MATERIALS PROVIDED:

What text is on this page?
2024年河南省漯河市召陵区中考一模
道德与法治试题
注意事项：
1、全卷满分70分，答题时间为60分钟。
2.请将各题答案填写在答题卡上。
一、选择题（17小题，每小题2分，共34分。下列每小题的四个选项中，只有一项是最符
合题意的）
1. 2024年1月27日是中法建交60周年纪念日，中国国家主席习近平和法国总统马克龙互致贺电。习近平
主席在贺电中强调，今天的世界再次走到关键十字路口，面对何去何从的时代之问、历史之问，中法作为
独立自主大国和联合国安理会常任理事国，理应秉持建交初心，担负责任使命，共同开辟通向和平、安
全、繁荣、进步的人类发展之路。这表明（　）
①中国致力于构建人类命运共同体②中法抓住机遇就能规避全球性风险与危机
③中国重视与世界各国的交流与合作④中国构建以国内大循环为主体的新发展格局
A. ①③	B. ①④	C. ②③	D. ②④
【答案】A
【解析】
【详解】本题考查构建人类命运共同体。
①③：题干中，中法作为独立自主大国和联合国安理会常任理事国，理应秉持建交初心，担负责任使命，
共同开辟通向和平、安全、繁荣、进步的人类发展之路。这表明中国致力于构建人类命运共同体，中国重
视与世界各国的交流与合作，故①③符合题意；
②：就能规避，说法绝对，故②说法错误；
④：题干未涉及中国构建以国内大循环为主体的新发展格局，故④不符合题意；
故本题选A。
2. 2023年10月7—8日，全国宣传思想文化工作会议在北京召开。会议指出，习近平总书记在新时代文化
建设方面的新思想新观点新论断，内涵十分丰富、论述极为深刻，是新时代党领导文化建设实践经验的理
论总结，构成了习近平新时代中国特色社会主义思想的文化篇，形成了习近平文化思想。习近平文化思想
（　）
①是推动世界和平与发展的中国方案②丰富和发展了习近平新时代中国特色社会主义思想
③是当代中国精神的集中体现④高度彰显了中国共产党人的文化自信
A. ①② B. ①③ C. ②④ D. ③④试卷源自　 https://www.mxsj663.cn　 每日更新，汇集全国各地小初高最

WHAT TO PRODUCE:
Identify and list each line with the word "理应秉持建交初心".

TASK OUTPUT:
独立自主大国和联合国安理会常任理事国，理应秉持建交初心，担负责任使命，共同开辟通向和平、安
①③：题干中，中法作为独立自主大国和联合国安理会常任理事国，理应秉持建交初心，担负责任使命，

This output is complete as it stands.